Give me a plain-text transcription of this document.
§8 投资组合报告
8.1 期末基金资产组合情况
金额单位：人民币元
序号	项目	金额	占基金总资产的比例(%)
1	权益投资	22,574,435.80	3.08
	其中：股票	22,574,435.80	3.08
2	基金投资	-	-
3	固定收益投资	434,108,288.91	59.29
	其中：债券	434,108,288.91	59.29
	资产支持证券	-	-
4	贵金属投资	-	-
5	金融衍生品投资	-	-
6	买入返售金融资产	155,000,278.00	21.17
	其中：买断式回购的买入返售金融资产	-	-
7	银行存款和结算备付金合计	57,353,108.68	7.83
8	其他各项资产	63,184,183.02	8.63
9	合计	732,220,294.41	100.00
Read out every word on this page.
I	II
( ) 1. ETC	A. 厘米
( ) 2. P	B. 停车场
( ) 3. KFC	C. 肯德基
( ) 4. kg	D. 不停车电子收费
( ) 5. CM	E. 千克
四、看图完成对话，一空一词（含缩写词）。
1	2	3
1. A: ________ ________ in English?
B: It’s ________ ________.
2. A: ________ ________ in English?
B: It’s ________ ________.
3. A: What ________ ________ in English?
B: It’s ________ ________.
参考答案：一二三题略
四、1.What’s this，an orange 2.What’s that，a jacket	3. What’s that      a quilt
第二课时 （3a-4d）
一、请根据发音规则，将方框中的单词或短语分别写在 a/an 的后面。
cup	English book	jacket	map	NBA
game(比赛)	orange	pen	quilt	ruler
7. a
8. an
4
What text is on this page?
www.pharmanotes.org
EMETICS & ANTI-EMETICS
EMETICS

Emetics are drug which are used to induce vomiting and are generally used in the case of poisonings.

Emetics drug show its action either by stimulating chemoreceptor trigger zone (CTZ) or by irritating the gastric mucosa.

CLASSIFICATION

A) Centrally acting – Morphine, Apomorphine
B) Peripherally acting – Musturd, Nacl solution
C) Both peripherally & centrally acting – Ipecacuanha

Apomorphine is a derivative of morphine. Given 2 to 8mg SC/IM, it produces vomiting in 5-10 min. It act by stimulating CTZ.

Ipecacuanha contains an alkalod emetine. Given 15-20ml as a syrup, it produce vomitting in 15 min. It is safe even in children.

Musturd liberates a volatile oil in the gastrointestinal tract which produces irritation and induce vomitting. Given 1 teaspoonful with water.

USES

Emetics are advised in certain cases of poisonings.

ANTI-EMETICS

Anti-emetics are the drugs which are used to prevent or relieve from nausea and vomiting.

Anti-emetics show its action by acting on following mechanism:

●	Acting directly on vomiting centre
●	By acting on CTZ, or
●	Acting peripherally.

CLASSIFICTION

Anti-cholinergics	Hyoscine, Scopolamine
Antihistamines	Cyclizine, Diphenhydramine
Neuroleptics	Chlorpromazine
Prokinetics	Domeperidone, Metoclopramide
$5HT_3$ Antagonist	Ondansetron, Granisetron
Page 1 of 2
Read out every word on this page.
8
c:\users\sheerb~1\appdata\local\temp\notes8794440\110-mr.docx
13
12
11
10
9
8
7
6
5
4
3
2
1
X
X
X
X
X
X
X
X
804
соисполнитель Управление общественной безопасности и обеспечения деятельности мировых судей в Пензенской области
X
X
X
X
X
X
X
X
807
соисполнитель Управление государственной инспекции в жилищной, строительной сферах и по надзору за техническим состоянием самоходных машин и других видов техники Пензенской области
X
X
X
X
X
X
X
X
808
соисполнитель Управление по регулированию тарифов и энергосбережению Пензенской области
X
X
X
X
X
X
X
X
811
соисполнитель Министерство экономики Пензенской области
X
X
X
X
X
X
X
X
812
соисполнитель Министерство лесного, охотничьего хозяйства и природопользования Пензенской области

_Goal of the exercise_.
Output the records verbatim, from the first line to the last.

_The solution_.
Give me a plain-text transcription of this document.
§8 投资组合报告
8.1 期末基金资产组合情况
金额单位：人民币元
序号	项目	金额	占基金总资产的比例(%)
1	权益投资	22,574,435.80	3.08
	其中：股票	22,574,435.80	3.08
2	基金投资	-	-
3	固定收益投资	434,108,288.91	59.29
	其中：债券	434,108,288.91	59.29
	资产支持证券	-	-
4	贵金属投资	-	-
5	金融衍生品投资	-	-
6	买入返售金融资产	155,000,278.00	21.17
	其中：买断式回购的买入返售金融资产	-	-
7	银行存款和结算备付金合计	57,353,108.68	7.83
8	其他各项资产	63,184,183.02	8.63
9	合计	732,220,294.41	100.00
Read out every word on this page.
I	II
( ) 1. ETC	A. 厘米
( ) 2. P	B. 停车场
( ) 3. KFC	C. 肯德基
( ) 4. kg	D. 不停车电子收费
( ) 5. CM	E. 千克
四、看图完成对话，一空一词（含缩写词）。
1	2	3
1. A: ________ ________ in English?
B: It’s ________ ________.
2. A: ________ ________ in English?
B: It’s ________ ________.
3. A: What ________ ________ in English?
B: It’s ________ ________.
参考答案：一二三题略
四、1.What’s this，an orange 2.What’s that，a jacket	3. What’s that      a quilt
第二课时 （3a-4d）
一、请根据发音规则，将方框中的单词或短语分别写在 a/an 的后面。
cup	English book	jacket	map	NBA
game(比赛)	orange	pen	quilt	ruler
7. a
8. an
4
What text is on this page?
www.pharmanotes.org
EMETICS & ANTI-EMETICS
EMETICS

Emetics are drug which are used to induce vomiting and are generally used in the case of poisonings.

Emetics drug show its action either by stimulating chemoreceptor trigger zone (CTZ) or by irritating the gastric mucosa.

CLASSIFICATION

A) Centrally acting – Morphine, Apomorphine
B) Peripherally acting – Musturd, Nacl solution
C) Both peripherally & centrally acting – Ipecacuanha

Apomorphine is a derivative of morphine. Given 2 to 8mg SC/IM, it produces vomiting in 5-10 min. It act by stimulating CTZ.

Ipecacuanha contains an alkalod emetine. Given 15-20ml as a syrup, it produce vomitting in 15 min. It is safe even in children.

Musturd liberates a volatile oil in the gastrointestinal tract which produces irritation and induce vomitting. Given 1 teaspoonful with water.

USES

Emetics are advised in certain cases of poisonings.

ANTI-EMETICS

Anti-emetics are the drugs which are used to prevent or relieve from nausea and vomiting.

Anti-emetics show its action by acting on following mechanism:

●	Acting directly on vomiting centre
●	By acting on CTZ, or
●	Acting peripherally.

CLASSIFICTION

Anti-cholinergics	Hyoscine, Scopolamine
Antihistamines	Cyclizine, Diphenhydramine
Neuroleptics	Chlorpromazine
Prokinetics	Domeperidone, Metoclopramide
$5HT_3$ Antagonist	Ondansetron, Granisetron
Page 1 of 2
Read out every word on this page.
8
c:\users\sheerb~1\appdata\local\temp\notes8794440\110-mr.docx
13
12
11
10
9
8
7
6
5
4
3
2
1
X
X
X
X
X
X
X
X
804
соисполнитель Управление общественной безопасности и обеспечения деятельности мировых судей в Пензенской области
X
X
X
X
X
X
X
X
807
соисполнитель Управление государственной инспекции в жилищной, строительной сферах и по надзору за техническим состоянием самоходных машин и других видов техники Пензенской области
X
X
X
X
X
X
X
X
808
соисполнитель Управление по регулированию тарифов и энергосбережению Пензенской области
X
X
X
X
X
X
X
X
811
соисполнитель Министерство экономики Пензенской области
X
X
X
X
X
X
X
X
812
соисполнитель Министерство лесного, охотничьего хозяйства и природопользования Пензенской области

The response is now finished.